TASK DETAILS: Determine the number of lines holding the word "gold"; answer with that number only.

RECORDS TO USE:
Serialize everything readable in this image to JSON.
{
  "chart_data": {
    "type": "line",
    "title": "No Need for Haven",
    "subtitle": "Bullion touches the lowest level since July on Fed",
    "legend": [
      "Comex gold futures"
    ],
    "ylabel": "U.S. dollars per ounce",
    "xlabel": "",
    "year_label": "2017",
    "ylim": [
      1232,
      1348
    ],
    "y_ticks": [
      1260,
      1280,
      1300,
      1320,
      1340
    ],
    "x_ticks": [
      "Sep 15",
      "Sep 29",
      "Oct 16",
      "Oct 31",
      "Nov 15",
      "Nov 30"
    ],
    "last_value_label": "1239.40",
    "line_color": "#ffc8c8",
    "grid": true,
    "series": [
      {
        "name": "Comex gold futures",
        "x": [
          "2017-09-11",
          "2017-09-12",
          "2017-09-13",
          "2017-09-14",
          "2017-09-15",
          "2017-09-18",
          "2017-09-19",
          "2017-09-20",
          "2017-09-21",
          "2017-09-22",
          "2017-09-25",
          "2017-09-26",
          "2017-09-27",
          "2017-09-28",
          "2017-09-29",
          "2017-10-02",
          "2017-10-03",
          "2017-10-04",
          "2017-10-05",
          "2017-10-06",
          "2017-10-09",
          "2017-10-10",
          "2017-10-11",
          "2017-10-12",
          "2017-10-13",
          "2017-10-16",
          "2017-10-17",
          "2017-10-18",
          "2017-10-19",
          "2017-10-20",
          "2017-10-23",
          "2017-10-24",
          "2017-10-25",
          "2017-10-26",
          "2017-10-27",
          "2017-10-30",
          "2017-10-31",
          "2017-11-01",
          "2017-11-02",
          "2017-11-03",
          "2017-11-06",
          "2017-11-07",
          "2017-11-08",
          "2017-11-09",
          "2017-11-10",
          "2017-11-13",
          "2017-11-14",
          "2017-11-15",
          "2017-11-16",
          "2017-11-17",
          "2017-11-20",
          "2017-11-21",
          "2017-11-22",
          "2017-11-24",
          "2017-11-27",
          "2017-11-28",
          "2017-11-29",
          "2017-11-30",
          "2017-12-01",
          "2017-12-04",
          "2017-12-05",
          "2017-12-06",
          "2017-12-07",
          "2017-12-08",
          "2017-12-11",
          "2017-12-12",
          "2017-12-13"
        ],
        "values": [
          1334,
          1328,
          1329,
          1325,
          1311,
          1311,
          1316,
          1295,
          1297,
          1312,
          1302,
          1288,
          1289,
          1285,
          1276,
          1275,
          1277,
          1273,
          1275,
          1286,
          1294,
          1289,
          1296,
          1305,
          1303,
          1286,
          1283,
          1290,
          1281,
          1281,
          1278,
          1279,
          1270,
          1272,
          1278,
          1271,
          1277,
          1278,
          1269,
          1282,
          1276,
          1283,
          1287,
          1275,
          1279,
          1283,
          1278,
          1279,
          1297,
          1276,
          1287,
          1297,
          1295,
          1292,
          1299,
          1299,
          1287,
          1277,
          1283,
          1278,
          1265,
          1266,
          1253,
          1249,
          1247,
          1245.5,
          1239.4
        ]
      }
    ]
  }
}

RESPONSE FOR THIS EXERCISE: 2